Problème à résoudre:
Disposez en liste numérotée, s'il vous plaît, le passage qui va de la ligne contenant "y-tick-label: -400 bbox=[40, 106, 70, 122]" jusqu'à la ligne contenant "solar-limb-line bbox=[104, 74, 310, 424]", ces deux lignes comprises. Omettez les lignes vides.

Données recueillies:
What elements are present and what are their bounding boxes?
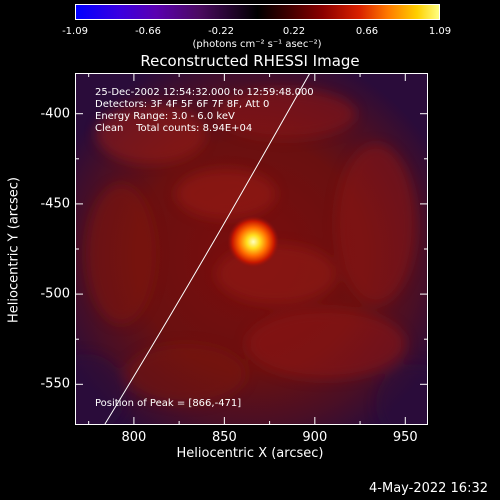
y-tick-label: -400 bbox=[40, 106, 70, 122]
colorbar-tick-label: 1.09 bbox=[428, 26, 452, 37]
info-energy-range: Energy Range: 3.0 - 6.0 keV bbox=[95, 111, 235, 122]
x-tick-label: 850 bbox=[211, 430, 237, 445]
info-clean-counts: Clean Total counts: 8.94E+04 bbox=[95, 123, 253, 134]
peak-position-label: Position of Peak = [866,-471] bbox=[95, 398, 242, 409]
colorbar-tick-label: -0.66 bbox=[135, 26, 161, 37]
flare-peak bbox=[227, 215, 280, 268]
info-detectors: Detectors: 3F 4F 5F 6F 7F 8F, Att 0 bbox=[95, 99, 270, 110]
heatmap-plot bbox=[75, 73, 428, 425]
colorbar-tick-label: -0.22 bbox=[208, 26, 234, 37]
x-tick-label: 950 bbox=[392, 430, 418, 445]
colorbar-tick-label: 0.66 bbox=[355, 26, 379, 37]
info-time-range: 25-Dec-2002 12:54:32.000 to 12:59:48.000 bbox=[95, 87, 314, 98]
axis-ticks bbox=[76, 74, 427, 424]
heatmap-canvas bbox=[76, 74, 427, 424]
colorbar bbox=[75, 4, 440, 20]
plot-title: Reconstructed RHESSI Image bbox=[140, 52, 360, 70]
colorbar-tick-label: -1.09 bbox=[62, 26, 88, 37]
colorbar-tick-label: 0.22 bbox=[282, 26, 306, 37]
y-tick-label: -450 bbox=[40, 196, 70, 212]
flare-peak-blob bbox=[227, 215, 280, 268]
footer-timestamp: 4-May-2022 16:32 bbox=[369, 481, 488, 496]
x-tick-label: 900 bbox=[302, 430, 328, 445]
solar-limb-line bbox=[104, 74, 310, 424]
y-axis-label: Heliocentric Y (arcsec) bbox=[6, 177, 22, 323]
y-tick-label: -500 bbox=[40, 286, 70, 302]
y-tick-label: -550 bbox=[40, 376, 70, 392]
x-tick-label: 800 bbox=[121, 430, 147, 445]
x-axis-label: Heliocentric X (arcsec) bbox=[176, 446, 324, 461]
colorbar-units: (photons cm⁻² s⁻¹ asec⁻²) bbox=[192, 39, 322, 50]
--
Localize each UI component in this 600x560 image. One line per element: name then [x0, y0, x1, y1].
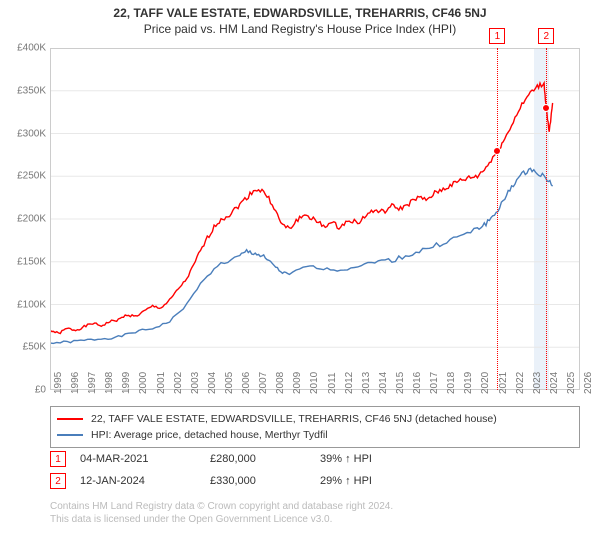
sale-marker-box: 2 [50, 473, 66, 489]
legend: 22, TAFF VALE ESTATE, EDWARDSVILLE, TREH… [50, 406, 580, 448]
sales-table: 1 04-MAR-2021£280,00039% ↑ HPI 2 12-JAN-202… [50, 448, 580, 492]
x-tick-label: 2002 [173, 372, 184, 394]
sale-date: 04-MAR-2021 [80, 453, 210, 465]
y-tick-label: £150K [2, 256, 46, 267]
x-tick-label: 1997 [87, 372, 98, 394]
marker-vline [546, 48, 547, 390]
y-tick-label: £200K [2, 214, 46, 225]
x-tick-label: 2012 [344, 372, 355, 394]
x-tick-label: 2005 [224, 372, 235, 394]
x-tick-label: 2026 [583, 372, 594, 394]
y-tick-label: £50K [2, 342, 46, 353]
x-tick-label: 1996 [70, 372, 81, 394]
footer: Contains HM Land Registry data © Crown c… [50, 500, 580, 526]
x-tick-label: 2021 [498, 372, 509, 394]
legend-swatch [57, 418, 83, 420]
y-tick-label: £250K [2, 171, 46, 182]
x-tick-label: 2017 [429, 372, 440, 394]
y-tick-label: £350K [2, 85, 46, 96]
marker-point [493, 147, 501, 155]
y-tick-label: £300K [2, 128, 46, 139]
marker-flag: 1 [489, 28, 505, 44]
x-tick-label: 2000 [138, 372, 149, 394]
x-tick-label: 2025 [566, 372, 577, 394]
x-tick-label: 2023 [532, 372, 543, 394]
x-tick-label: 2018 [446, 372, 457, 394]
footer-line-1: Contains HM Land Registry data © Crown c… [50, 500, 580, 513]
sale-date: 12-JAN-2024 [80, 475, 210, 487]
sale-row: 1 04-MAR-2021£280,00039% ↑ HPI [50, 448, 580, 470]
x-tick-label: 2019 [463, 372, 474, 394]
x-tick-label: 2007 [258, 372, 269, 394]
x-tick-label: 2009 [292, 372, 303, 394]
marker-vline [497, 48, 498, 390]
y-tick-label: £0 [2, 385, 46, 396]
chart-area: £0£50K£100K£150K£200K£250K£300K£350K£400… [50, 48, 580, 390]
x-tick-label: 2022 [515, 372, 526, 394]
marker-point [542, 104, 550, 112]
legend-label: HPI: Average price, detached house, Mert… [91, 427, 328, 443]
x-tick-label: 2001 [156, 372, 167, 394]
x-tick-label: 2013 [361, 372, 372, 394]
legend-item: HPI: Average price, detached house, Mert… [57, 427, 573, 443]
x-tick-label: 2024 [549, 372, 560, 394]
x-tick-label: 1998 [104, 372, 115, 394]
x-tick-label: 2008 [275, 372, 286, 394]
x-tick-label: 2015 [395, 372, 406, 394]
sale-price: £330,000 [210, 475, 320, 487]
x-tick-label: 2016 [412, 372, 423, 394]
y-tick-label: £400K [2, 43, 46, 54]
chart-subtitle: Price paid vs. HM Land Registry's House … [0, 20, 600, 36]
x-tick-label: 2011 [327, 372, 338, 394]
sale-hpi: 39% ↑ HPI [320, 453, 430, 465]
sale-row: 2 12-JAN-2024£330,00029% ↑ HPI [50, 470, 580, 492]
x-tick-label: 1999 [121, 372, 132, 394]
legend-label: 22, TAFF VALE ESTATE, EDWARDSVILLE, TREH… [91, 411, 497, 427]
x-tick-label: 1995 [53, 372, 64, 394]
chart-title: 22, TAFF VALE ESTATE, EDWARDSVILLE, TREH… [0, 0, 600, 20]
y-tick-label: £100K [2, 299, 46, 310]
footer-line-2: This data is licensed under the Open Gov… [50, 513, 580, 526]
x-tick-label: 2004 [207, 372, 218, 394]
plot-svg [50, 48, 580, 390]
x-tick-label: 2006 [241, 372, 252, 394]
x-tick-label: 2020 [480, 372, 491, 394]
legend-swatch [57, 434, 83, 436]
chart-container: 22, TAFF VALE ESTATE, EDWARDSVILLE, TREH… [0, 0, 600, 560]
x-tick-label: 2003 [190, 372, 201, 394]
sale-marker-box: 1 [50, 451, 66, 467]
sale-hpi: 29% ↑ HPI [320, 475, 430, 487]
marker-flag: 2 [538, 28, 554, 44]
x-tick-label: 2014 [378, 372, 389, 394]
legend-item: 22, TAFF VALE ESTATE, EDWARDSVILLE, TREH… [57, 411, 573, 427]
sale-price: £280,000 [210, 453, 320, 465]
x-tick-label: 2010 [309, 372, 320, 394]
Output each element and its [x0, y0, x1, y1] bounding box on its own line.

Solution détaillée:
1. y-tick-label: -400 bbox=[40, 106, 70, 122]
2. colorbar-tick-label: 1.09 bbox=[428, 26, 452, 37]
3. info-energy-range: Energy Range: 3.0 - 6.0 keV bbox=[95, 111, 235, 122]
4. x-tick-label: 850 bbox=[211, 430, 237, 445]
5. info-clean-counts: Clean Total counts: 8.94E+04 bbox=[95, 123, 253, 134]
6. peak-position-label: Position of Peak = [866,-471] bbox=[95, 398, 242, 409]
7. colorbar-tick-label: -0.66 bbox=[135, 26, 161, 37]
8. flare-peak bbox=[227, 215, 280, 268]
9. info-detectors: Detectors: 3F 4F 5F 6F 7F 8F, Att 0 bbox=[95, 99, 270, 110]
10. heatmap-plot bbox=[75, 73, 428, 425]
11. colorbar-tick-label: -0.22 bbox=[208, 26, 234, 37]
12. x-tick-label: 950 bbox=[392, 430, 418, 445]
13. colorbar-tick-label: 0.66 bbox=[355, 26, 379, 37]
14. info-time-range: 25-Dec-2002 12:54:32.000 to 12:59:48.000 bbox=[95, 87, 314, 98]
15. axis-ticks bbox=[76, 74, 427, 424]
16. heatmap-canvas bbox=[76, 74, 427, 424]
17. colorbar bbox=[75, 4, 440, 20]
18. plot-title: Reconstructed RHESSI Image bbox=[140, 52, 360, 70]
19. colorbar-tick-label: -1.09 bbox=[62, 26, 88, 37]
20. colorbar-tick-label: 0.22 bbox=[282, 26, 306, 37]
21. y-tick-label: -450 bbox=[40, 196, 70, 212]
22. flare-peak-blob bbox=[227, 215, 280, 268]
23. footer-timestamp: 4-May-2022 16:32 bbox=[369, 481, 488, 496]
24. x-tick-label: 900 bbox=[302, 430, 328, 445]
25. solar-limb-line bbox=[104, 74, 310, 424]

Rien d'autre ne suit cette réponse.